Reproduce the entries exactly.

(Data items)

····················

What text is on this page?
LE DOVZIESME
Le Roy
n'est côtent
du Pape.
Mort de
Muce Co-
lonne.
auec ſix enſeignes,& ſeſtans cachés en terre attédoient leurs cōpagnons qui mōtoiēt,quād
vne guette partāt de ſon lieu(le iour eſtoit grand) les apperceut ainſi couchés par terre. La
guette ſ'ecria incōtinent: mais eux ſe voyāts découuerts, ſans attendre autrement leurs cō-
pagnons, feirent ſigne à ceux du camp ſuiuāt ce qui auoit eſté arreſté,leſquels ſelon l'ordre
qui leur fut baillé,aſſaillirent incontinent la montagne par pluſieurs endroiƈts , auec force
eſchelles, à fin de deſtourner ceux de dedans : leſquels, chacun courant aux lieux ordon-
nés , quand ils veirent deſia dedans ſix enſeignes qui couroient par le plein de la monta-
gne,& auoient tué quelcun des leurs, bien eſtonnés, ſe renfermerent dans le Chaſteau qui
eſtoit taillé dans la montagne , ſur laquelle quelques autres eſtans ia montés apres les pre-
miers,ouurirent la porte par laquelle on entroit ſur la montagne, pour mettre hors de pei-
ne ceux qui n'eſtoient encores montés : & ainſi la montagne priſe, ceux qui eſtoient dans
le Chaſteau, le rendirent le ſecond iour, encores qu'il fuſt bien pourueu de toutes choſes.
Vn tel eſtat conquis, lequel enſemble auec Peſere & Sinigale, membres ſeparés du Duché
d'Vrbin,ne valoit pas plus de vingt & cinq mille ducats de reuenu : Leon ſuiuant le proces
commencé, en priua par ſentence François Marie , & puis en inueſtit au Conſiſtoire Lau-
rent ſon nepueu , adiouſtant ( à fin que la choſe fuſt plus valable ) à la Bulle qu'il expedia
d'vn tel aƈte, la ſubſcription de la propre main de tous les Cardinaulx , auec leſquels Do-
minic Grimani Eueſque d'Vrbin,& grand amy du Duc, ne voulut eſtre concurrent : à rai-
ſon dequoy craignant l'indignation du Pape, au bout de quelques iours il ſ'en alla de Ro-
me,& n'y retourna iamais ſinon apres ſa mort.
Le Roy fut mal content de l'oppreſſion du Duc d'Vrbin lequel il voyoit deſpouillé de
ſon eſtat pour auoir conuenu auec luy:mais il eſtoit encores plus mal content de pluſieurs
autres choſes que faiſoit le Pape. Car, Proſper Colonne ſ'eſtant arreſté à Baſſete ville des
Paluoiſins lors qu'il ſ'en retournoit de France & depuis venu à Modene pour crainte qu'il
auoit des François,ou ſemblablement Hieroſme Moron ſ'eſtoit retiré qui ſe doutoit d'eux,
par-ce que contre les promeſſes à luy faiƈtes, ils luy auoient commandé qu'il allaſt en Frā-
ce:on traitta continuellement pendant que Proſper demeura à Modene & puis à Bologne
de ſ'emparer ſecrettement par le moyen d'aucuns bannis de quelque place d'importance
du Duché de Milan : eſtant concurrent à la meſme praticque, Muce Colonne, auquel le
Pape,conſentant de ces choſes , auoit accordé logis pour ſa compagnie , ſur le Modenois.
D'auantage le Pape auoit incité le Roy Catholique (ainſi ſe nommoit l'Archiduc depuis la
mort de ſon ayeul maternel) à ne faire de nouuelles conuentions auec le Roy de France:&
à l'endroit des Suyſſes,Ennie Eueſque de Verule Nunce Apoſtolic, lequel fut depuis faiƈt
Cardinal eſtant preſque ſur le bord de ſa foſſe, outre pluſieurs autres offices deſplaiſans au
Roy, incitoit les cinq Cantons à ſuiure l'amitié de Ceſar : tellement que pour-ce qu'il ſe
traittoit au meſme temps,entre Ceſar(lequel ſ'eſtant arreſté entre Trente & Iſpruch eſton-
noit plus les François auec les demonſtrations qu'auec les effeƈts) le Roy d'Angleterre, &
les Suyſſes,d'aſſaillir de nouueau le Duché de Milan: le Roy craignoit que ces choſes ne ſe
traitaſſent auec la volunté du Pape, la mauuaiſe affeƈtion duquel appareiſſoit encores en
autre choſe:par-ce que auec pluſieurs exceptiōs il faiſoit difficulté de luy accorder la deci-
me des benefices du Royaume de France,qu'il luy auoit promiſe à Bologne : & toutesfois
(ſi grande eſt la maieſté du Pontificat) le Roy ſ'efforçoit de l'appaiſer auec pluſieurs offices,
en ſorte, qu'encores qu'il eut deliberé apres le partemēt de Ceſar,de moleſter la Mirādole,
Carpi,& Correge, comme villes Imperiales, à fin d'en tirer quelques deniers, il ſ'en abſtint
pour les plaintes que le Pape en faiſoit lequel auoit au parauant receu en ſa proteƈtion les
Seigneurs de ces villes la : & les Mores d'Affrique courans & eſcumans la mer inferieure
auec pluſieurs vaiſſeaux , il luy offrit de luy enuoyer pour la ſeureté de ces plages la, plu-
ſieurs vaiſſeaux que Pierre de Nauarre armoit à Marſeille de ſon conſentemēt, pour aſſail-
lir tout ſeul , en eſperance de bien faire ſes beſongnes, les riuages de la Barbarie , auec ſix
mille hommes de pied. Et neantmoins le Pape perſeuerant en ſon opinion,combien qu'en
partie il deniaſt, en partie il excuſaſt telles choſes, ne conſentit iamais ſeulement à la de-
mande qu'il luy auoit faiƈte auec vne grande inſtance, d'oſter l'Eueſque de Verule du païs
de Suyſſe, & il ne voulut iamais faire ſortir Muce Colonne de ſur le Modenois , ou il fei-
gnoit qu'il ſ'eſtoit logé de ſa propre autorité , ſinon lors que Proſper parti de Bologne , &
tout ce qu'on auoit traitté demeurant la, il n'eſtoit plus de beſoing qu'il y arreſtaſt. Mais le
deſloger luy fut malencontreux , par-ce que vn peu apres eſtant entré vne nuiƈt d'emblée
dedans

····················

TASK SOLUTION =
What text is on this page?
LE DOVZIESME
Le Roy
n'est côtent
du Pape.
Mort de
Muce Co-
lonne.
auec ſix enſeignes,& ſeſtans cachés en terre attédoient leurs cōpagnons qui mōtoiēt,quād
vne guette partāt de ſon lieu(le iour eſtoit grand) les apperceut ainſi couchés par terre. La
guette ſ'ecria incōtinent: mais eux ſe voyāts découuerts, ſans attendre autrement leurs cō-
pagnons, feirent ſigne à ceux du camp ſuiuāt ce qui auoit eſté arreſté,leſquels ſelon l'ordre
qui leur fut baillé,aſſaillirent incontinent la montagne par pluſieurs endroiƈts , auec force
eſchelles, à fin de deſtourner ceux de dedans : leſquels, chacun courant aux lieux ordon-
nés , quand ils veirent deſia dedans ſix enſeignes qui couroient par le plein de la monta-
gne,& auoient tué quelcun des leurs, bien eſtonnés, ſe renfermerent dans le Chaſteau qui
eſtoit taillé dans la montagne , ſur laquelle quelques autres eſtans ia montés apres les pre-
miers,ouurirent la porte par laquelle on entroit ſur la montagne, pour mettre hors de pei-
ne ceux qui n'eſtoient encores montés : & ainſi la montagne priſe, ceux qui eſtoient dans
le Chaſteau, le rendirent le ſecond iour, encores qu'il fuſt bien pourueu de toutes choſes.
Vn tel eſtat conquis, lequel enſemble auec Peſere & Sinigale, membres ſeparés du Duché
d'Vrbin,ne valoit pas plus de vingt & cinq mille ducats de reuenu : Leon ſuiuant le proces
commencé, en priua par ſentence François Marie , & puis en inueſtit au Conſiſtoire Lau-
rent ſon nepueu , adiouſtant ( à fin que la choſe fuſt plus valable ) à la Bulle qu'il expedia
d'vn tel aƈte, la ſubſcription de la propre main de tous les Cardinaulx , auec leſquels Do-
minic Grimani Eueſque d'Vrbin,& grand amy du Duc, ne voulut eſtre concurrent : à rai-
ſon dequoy craignant l'indignation du Pape, au bout de quelques iours il ſ'en alla de Ro-
me,& n'y retourna iamais ſinon apres ſa mort.
Le Roy fut mal content de l'oppreſſion du Duc d'Vrbin lequel il voyoit deſpouillé de
ſon eſtat pour auoir conuenu auec luy:mais il eſtoit encores plus mal content de pluſieurs
autres choſes que faiſoit le Pape. Car, Proſper Colonne ſ'eſtant arreſté à Baſſete ville des
Paluoiſins lors qu'il ſ'en retournoit de France & depuis venu à Modene pour crainte qu'il
auoit des François,ou ſemblablement Hieroſme Moron ſ'eſtoit retiré qui ſe doutoit d'eux,
par-ce que contre les promeſſes à luy faiƈtes, ils luy auoient commandé qu'il allaſt en Frā-
ce:on traitta continuellement pendant que Proſper demeura à Modene & puis à Bologne
de ſ'emparer ſecrettement par le moyen d'aucuns bannis de quelque place d'importance
du Duché de Milan : eſtant concurrent à la meſme praticque, Muce Colonne, auquel le
Pape,conſentant de ces choſes , auoit accordé logis pour ſa compagnie , ſur le Modenois.
D'auantage le Pape auoit incité le Roy Catholique (ainſi ſe nommoit l'Archiduc depuis la
mort de ſon ayeul maternel) à ne faire de nouuelles conuentions auec le Roy de France:&
à l'endroit des Suyſſes,Ennie Eueſque de Verule Nunce Apoſtolic, lequel fut depuis faiƈt
Cardinal eſtant preſque ſur le bord de ſa foſſe, outre pluſieurs autres offices deſplaiſans au
Roy, incitoit les cinq Cantons à ſuiure l'amitié de Ceſar : tellement que pour-ce qu'il ſe
traittoit au meſme temps,entre Ceſar(lequel ſ'eſtant arreſté entre Trente & Iſpruch eſton-
noit plus les François auec les demonſtrations qu'auec les effeƈts) le Roy d'Angleterre, &
les Suyſſes,d'aſſaillir de nouueau le Duché de Milan: le Roy craignoit que ces choſes ne ſe
traitaſſent auec la volunté du Pape, la mauuaiſe affeƈtion duquel appareiſſoit encores en
autre choſe:par-ce que auec pluſieurs exceptiōs il faiſoit difficulté de luy accorder la deci-
me des benefices du Royaume de France,qu'il luy auoit promiſe à Bologne : & toutesfois
(ſi grande eſt la maieſté du Pontificat) le Roy ſ'efforçoit de l'appaiſer auec pluſieurs offices,
en ſorte, qu'encores qu'il eut deliberé apres le partemēt de Ceſar,de moleſter la Mirādole,
Carpi,& Correge, comme villes Imperiales, à fin d'en tirer quelques deniers, il ſ'en abſtint
pour les plaintes que le Pape en faiſoit lequel auoit au parauant receu en ſa proteƈtion les
Seigneurs de ces villes la : & les Mores d'Affrique courans & eſcumans la mer inferieure
auec pluſieurs vaiſſeaux , il luy offrit de luy enuoyer pour la ſeureté de ces plages la, plu-
ſieurs vaiſſeaux que Pierre de Nauarre armoit à Marſeille de ſon conſentemēt, pour aſſail-
lir tout ſeul , en eſperance de bien faire ſes beſongnes, les riuages de la Barbarie , auec ſix
mille hommes de pied. Et neantmoins le Pape perſeuerant en ſon opinion,combien qu'en
partie il deniaſt, en partie il excuſaſt telles choſes, ne conſentit iamais ſeulement à la de-
mande qu'il luy auoit faiƈte auec vne grande inſtance, d'oſter l'Eueſque de Verule du païs
de Suyſſe, & il ne voulut iamais faire ſortir Muce Colonne de ſur le Modenois , ou il fei-
gnoit qu'il ſ'eſtoit logé de ſa propre autorité , ſinon lors que Proſper parti de Bologne , &
tout ce qu'on auoit traitté demeurant la, il n'eſtoit plus de beſoing qu'il y arreſtaſt. Mais le
deſloger luy fut malencontreux , par-ce que vn peu apres eſtant entré vne nuiƈt d'emblée
dedans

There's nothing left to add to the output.